## The exercise
Extract each line containing the string "插入一万条数据的SQL语句的参数部分".

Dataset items

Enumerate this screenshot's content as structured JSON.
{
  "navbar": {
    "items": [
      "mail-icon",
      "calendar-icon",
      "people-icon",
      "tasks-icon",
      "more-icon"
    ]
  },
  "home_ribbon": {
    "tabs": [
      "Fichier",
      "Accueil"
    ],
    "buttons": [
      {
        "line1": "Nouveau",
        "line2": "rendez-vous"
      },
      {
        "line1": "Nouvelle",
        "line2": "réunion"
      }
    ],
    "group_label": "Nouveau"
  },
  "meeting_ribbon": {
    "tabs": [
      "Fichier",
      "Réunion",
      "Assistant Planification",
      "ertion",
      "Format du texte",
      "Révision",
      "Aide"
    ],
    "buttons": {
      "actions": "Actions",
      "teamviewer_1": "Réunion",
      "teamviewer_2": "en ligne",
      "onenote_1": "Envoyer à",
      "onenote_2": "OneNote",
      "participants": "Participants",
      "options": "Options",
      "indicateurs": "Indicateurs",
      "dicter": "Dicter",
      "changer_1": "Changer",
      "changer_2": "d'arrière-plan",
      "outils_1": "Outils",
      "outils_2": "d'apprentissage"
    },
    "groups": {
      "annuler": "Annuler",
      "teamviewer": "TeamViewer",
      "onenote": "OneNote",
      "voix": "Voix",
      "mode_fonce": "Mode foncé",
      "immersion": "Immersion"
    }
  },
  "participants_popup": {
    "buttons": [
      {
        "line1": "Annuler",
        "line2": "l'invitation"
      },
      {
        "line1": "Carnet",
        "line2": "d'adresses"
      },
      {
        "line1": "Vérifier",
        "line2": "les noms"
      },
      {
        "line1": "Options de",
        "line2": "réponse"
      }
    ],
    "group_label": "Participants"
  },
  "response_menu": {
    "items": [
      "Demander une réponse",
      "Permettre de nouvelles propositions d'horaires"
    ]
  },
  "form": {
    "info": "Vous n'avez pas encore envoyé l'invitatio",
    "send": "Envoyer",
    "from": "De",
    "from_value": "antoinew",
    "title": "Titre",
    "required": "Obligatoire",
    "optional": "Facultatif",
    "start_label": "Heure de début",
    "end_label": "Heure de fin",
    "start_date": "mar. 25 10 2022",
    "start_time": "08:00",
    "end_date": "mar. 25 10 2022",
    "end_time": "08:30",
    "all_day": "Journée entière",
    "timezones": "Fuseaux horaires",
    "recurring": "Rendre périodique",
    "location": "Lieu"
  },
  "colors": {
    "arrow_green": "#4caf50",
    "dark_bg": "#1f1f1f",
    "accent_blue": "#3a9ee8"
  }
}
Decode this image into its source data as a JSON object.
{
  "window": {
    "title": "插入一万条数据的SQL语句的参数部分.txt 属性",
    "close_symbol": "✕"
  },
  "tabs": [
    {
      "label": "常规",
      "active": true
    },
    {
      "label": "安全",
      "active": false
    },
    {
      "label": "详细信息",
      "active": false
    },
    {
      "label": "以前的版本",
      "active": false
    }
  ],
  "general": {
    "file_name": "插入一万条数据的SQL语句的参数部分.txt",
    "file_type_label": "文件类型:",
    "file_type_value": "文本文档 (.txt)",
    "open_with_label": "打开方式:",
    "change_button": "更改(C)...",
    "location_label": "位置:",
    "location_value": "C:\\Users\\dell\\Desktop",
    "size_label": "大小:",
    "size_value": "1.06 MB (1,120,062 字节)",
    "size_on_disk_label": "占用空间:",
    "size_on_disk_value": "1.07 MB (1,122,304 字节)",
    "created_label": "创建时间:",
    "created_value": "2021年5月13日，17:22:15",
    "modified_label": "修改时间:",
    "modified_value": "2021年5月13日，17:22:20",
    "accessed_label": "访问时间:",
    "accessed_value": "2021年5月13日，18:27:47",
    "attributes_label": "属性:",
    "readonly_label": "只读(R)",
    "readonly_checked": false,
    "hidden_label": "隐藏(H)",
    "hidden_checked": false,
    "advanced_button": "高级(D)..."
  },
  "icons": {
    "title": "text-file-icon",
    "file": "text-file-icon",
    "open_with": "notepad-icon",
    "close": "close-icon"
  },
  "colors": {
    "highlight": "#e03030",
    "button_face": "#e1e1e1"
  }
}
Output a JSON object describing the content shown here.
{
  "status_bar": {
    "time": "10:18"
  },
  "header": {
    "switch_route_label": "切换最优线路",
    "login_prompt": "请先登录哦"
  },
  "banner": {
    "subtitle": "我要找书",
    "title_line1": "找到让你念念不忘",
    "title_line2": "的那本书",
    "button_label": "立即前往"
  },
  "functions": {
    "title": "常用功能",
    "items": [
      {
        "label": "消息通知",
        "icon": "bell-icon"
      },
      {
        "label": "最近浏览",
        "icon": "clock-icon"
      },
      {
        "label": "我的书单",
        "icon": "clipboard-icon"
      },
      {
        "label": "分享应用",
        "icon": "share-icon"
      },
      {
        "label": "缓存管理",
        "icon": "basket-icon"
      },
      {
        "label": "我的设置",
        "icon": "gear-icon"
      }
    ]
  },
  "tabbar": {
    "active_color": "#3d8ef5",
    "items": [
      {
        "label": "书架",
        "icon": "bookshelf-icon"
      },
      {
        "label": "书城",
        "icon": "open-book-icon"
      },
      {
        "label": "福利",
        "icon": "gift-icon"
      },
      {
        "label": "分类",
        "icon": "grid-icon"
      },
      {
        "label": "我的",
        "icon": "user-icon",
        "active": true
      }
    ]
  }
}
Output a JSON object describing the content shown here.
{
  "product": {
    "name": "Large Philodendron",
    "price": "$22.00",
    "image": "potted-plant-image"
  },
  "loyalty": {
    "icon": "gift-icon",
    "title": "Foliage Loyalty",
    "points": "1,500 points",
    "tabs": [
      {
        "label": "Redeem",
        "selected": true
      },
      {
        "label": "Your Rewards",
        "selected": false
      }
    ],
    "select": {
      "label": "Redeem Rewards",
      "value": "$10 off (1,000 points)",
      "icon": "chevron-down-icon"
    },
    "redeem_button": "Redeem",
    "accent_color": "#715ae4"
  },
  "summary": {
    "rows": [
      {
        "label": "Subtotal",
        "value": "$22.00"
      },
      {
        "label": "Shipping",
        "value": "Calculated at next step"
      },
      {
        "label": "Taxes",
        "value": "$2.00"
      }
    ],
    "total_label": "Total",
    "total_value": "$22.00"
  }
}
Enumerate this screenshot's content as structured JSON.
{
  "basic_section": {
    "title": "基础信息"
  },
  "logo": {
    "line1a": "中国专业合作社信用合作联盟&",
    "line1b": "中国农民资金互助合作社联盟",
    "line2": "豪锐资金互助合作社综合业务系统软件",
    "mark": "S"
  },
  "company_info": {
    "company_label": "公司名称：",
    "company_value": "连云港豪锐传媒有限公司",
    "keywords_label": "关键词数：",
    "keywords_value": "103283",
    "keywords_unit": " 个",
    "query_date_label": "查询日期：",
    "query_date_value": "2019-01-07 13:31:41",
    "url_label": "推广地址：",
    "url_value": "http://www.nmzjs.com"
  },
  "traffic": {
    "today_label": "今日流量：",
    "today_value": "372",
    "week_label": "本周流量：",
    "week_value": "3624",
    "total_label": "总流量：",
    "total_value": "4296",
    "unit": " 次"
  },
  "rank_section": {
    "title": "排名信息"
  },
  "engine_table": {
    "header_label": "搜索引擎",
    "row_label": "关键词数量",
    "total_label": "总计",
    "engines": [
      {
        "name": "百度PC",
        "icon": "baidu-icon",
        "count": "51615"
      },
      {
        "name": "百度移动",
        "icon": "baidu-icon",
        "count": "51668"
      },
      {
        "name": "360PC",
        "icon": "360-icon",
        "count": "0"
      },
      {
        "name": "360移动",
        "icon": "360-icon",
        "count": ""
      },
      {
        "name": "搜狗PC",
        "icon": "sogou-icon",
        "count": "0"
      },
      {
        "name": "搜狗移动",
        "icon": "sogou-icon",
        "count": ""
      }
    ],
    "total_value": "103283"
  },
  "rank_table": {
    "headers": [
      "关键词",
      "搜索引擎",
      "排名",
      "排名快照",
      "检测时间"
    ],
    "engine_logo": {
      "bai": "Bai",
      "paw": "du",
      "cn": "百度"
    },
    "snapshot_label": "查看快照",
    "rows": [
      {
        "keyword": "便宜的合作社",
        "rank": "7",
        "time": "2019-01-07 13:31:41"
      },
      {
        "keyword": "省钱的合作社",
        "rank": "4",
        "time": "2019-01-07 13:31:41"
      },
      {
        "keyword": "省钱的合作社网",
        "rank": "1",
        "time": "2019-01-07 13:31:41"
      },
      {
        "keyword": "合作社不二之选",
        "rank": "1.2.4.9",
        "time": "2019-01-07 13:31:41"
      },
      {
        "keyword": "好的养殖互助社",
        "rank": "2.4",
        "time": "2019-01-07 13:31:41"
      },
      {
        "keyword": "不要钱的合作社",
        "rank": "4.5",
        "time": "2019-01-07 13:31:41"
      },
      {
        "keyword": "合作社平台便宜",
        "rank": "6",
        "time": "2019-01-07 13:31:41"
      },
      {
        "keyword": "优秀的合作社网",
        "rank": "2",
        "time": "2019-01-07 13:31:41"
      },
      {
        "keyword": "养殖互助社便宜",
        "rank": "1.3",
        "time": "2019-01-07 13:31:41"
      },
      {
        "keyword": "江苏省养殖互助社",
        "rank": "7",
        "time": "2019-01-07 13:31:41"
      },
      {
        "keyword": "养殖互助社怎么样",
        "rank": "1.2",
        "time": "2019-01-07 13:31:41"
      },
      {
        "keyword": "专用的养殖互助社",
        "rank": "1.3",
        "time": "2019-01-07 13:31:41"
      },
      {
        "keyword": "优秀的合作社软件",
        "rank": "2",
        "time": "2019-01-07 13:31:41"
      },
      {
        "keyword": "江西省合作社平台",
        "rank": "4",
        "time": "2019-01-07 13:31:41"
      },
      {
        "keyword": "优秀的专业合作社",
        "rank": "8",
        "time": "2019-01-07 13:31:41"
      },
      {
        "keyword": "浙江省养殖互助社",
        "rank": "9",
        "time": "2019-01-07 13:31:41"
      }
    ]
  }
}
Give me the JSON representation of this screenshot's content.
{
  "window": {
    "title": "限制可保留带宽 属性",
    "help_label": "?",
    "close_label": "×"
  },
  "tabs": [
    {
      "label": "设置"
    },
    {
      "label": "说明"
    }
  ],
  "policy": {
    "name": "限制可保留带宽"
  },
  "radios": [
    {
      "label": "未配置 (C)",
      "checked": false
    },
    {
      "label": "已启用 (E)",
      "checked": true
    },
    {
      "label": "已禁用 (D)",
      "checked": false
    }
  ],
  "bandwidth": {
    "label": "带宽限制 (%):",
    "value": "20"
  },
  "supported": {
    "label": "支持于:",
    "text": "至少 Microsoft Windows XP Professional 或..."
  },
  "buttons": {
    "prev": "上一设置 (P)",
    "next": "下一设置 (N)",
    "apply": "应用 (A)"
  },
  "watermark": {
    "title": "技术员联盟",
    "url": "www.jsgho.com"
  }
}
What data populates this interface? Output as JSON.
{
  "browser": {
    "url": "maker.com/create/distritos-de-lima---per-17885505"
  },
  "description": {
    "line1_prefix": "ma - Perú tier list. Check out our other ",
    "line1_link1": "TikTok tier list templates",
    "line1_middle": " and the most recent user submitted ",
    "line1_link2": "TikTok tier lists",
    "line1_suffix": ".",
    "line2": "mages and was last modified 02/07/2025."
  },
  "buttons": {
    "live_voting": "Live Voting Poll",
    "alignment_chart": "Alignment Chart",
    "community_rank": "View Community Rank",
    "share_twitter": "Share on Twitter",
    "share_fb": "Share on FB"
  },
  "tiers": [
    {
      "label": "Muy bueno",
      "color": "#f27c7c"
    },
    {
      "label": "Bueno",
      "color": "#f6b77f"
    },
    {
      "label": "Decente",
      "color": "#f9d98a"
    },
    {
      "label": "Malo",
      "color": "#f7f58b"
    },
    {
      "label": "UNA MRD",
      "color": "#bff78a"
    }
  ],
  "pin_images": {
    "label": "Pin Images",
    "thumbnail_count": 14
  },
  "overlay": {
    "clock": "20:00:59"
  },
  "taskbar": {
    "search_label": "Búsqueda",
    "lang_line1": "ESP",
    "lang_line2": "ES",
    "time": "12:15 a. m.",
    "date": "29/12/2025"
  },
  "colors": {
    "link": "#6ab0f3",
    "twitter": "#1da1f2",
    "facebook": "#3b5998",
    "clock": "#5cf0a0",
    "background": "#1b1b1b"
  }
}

## Completed task
    "title": "插入一万条数据的SQL语句的参数部分.txt 属性",
    "file_name": "插入一万条数据的SQL语句的参数部分.txt",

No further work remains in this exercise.